Problèmes à résoudre
• 1. Relevez, s'il vous plaît, tous les termes que le texte sur le graffiti place entre guillemets.
• 2. Restituez sous forme de liste JSON de chaînes, à raison d'une chaîne par ligne et sans les lignes vides, le passage des enregistrements qui va de la ligne contenant « left-page [0,0,500,878] » jusqu'à la fin des enregistrements, bornes incluses.

Texte

☆ ☆ ☆ ☆ ☆

Engager une
réflexion sur le Graffiti reste chose délicate
parce que la passion autour du sujet risque toujours
de devancer la raison qui parle, mais aussi parce
qu’on se voit souvent confronté à des
réactions trop excessives venant des profanes.
Un rejet quasi instinctif ou une intellectualisation
déplacée du Graffiti constituent,
en effet, les deux principaux adversaires d’une
telle réflexion. Nous ne nous évertuerons
pas dans ces lignes à débattre de
la validité artistique du Graffiti puisque
nous pouvons constater qu’il en est dépourvu,
aux yeux de certains, comme le montrent « l’effaçure » et
la pénalisation systématique de la
production du Graffiti. Ce qui induit à admettre
logiquement que ce dernier n’est pas considéré comme
un art contemporain, si l’on entend par là qu’il
serait reconnu comme tel par ceux qui décident
de cette qualification. Le graffiti existe à cette
date depuis une coquette trentaine d’années,
il est apparu à New York dans la fin des
Sixties : né de l’ennui d’un
gosse du Bronx désireux de créer,
du climat des guerres de territoires qui opposaient
des gangs de l’époque, et de l’envie
de marquer plastiquement et esthétiquement
les surfaces inépuisables de son principal
support : la rue et le mobilier urbain. Il paraît
important de s’attacher à présenter
ce que pourrait être l’essence du Graffiti,
aujourd’hui, en mettant en place les distinctions
et définitions qui permettent de se repérer
dans tout ce qui s’étale sur les murs.
Que le Graffiti ait été probablement
inventé par Taki 183 ou peut être
encore par Stay High 149 est anecdotique, ce qui
l’est moins c’est que le Graffiti aujourd’hui
se répand sur l’ensemble de la planète
: le nom de milliers de « graffeurs » la
parsème dans des démarches et des
styles plus riches encore que le nombre de ses
acteurs. On a toujours vu l’homme écrire
ou graver des inscriptions sur les murs, des marques
sacrées, des preuves d’amour ou encore
des revendications politiques. Le graffiti (de
l’italien graffito, marque faite à l’aide
d’un stylet) attesté depuis l’antiquité présente
une originalité pour le séparer des
autres formes : son caractère clandestin
voire illégal. A l’intérieur
de cette large catégorie se place tout ce
que l’on nomme généralement
de manière péjorative et imprécise
des « tags », terme auquel il faut
préférer celui de « graffiti ».
Faire l’historique de ce procédé n’est
pas notre propos, mais plutôt de revenir
au geste qui est à l’origine de ce
qui recouvre les murs de nos cités : le
blaze et son rapport avec l’espace urbain.

☆ ☆ ☆ ☆ ☆

Données à traiter
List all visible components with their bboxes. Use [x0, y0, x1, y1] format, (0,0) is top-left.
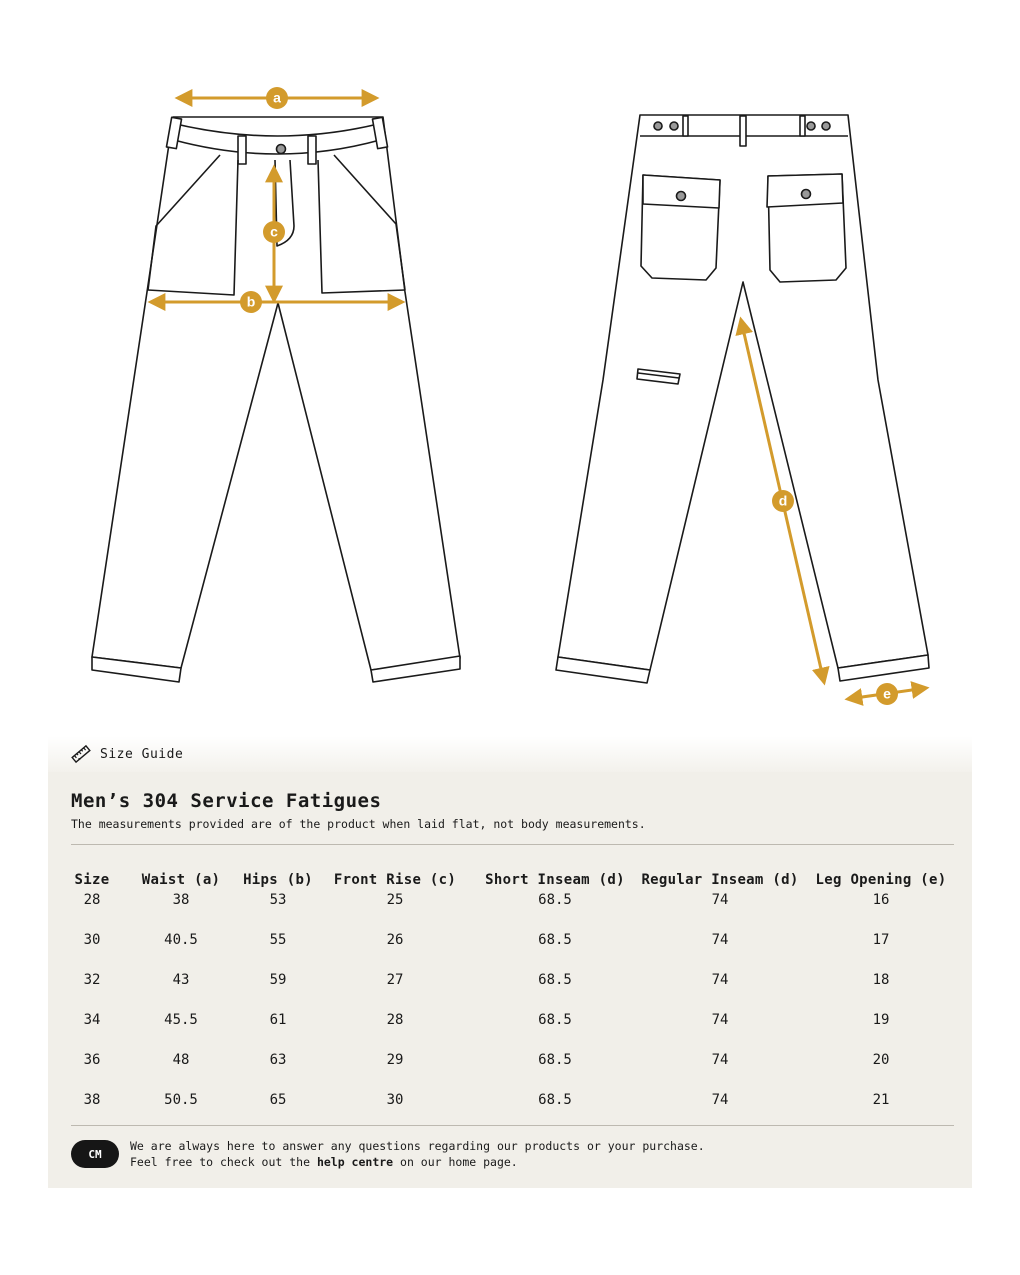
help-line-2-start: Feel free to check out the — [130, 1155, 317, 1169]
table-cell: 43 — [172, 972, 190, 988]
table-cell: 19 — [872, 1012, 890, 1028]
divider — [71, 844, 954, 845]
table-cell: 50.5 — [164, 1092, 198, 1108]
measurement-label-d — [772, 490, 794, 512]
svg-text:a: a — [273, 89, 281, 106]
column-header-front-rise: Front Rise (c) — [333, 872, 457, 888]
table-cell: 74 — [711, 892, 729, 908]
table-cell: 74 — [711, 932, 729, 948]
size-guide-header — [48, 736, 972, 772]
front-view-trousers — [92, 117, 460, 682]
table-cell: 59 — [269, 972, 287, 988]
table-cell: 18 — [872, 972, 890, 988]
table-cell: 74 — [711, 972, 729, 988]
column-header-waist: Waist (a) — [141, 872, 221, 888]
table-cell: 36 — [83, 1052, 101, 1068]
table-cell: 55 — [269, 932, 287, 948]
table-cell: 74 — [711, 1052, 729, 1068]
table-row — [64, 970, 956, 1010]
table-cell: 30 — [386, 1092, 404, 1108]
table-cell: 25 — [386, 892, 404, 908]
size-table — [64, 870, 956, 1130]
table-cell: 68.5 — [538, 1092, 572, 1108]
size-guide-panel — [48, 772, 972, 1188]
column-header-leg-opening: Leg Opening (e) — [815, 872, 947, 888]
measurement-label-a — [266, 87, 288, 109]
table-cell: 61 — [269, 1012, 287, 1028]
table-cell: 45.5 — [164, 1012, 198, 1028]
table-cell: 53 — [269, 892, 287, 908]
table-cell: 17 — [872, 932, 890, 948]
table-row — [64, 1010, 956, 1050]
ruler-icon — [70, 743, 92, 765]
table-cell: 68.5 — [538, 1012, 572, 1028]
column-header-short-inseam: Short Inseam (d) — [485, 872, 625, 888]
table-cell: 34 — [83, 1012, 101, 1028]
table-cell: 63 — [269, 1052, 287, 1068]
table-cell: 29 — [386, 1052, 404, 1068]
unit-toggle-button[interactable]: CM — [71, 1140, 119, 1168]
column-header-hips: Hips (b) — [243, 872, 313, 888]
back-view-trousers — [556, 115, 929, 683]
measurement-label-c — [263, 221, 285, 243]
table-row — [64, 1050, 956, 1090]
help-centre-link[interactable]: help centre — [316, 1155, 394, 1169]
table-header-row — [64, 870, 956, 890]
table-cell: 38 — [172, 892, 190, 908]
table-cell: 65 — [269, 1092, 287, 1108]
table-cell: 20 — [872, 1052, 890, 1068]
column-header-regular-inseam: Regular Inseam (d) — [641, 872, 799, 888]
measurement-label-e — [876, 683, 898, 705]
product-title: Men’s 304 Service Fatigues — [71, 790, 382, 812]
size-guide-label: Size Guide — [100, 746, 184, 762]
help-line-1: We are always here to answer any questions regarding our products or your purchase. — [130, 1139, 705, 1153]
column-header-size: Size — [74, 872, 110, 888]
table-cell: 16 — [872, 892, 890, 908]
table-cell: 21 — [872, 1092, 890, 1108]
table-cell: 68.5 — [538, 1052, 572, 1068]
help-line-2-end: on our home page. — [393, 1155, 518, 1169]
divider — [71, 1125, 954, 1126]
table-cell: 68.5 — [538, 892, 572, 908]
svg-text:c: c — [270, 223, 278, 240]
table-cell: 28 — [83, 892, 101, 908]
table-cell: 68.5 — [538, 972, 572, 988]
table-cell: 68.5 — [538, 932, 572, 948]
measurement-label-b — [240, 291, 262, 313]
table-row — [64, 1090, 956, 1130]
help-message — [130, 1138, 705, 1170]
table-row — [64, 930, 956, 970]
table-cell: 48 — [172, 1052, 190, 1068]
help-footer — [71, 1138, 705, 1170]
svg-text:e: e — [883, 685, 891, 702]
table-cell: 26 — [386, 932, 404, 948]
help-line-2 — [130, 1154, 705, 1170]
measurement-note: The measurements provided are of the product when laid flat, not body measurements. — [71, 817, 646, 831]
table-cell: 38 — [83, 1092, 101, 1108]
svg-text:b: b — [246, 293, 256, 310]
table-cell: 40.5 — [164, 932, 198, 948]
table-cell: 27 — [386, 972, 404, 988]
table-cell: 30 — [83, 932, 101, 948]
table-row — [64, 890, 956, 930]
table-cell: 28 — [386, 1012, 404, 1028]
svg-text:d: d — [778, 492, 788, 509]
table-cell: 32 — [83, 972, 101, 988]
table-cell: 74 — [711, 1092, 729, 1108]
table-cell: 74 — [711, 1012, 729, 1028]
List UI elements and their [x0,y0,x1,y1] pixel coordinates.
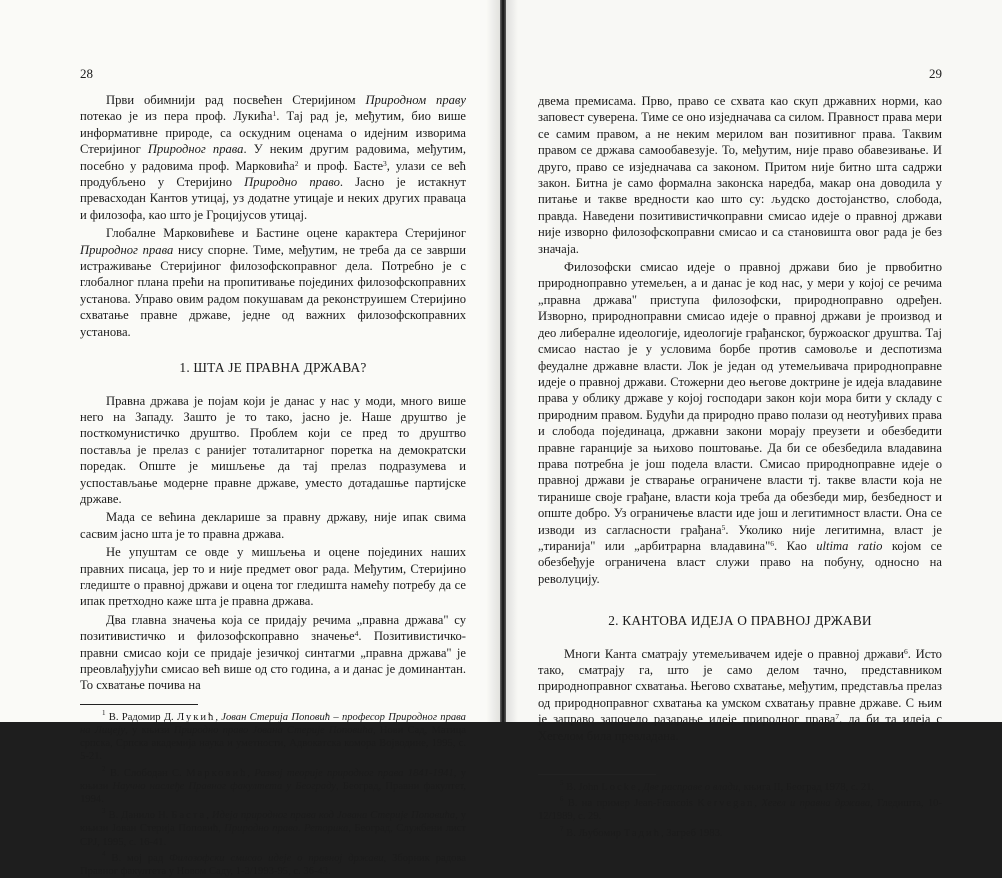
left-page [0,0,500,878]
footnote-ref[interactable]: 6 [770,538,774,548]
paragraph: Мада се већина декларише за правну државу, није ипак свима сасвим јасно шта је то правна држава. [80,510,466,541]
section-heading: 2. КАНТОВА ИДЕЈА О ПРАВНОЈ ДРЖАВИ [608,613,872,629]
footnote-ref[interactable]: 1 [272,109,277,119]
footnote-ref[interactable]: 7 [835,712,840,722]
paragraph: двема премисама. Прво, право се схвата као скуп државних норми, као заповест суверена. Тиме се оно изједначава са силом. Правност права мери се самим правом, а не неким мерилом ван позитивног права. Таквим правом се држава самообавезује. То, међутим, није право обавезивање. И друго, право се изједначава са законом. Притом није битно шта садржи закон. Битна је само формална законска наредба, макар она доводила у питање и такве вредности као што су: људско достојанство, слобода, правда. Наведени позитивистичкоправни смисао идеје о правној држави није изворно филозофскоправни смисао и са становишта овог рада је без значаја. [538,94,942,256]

☆ ☆ ☆ ☆ ☆

Réponses
• 1.
« l’effaçure »
« graffeurs »
« tags »
« graffiti »

• 2.
[
  "left-page [0,0,500,878]",
  "footnote-ref[interactable]: 6 [770,538,774,548]",
  "paragraph: Мада се већина декларише за правну државу, није ипак свима сасвим јасно шта је то правна држава. [80,510,466,541]",
  "section-heading: 2. КАНТОВА ИДЕЈА О ПРАВНОЈ ДРЖАВИ [608,613,872,629]",
  "footnote-ref[interactable]: 1 [272,109,277,119]",
  "footnote-ref[interactable]: 7 [835,712,840,722]",
  "paragraph: двема премисама. Прво, право се схвата као скуп државних норми, као заповест суверена. Тиме се оно изједначава са силом. Правност права мери се самим правом, а не неким мерилом ван позитивног права. Таквим правом се држава самообавезује. То, међутим, није право обавезивање. И друго, право се изједначава са законом. Притом није битно шта садржи закон. Битна је само формална законска наредба, макар она доводила у питање и такве вредности као што су: људско достојанство, слобода, правда. Наведени позитивистичкоправни смисао идеје о правној држави није изворно филозофскоправни смисао и са становишта овог рада је без значаја. [538,94,942,256]"
]